⟨

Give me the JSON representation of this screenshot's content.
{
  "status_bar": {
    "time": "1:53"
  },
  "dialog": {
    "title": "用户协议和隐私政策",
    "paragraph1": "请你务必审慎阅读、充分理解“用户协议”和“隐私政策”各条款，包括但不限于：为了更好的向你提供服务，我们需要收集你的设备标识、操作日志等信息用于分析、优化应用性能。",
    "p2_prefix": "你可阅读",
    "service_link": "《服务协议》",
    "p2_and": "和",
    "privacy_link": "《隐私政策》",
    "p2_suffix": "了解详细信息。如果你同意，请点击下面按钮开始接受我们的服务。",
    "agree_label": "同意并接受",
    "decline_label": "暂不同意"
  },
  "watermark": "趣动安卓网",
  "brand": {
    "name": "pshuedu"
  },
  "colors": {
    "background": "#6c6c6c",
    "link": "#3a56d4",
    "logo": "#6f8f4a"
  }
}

⟩

From the records above, extract every entry exactly as given.

▶ [Written answer]:
Give me the JSON representation of this screenshot's content.
{
  "status_bar": {
    "time": "1:53"
  },
  "dialog": {
    "title": "用户协议和隐私政策",
    "paragraph1": "请你务必审慎阅读、充分理解“用户协议”和“隐私政策”各条款，包括但不限于：为了更好的向你提供服务，我们需要收集你的设备标识、操作日志等信息用于分析、优化应用性能。",
    "p2_prefix": "你可阅读",
    "service_link": "《服务协议》",
    "p2_and": "和",
    "privacy_link": "《隐私政策》",
    "p2_suffix": "了解详细信息。如果你同意，请点击下面按钮开始接受我们的服务。",
    "agree_label": "同意并接受",
    "decline_label": "暂不同意"
  },
  "watermark": "趣动安卓网",
  "brand": {
    "name": "pshuedu"
  },
  "colors": {
    "background": "#6c6c6c",
    "link": "#3a56d4",
    "logo": "#6f8f4a"
  }
}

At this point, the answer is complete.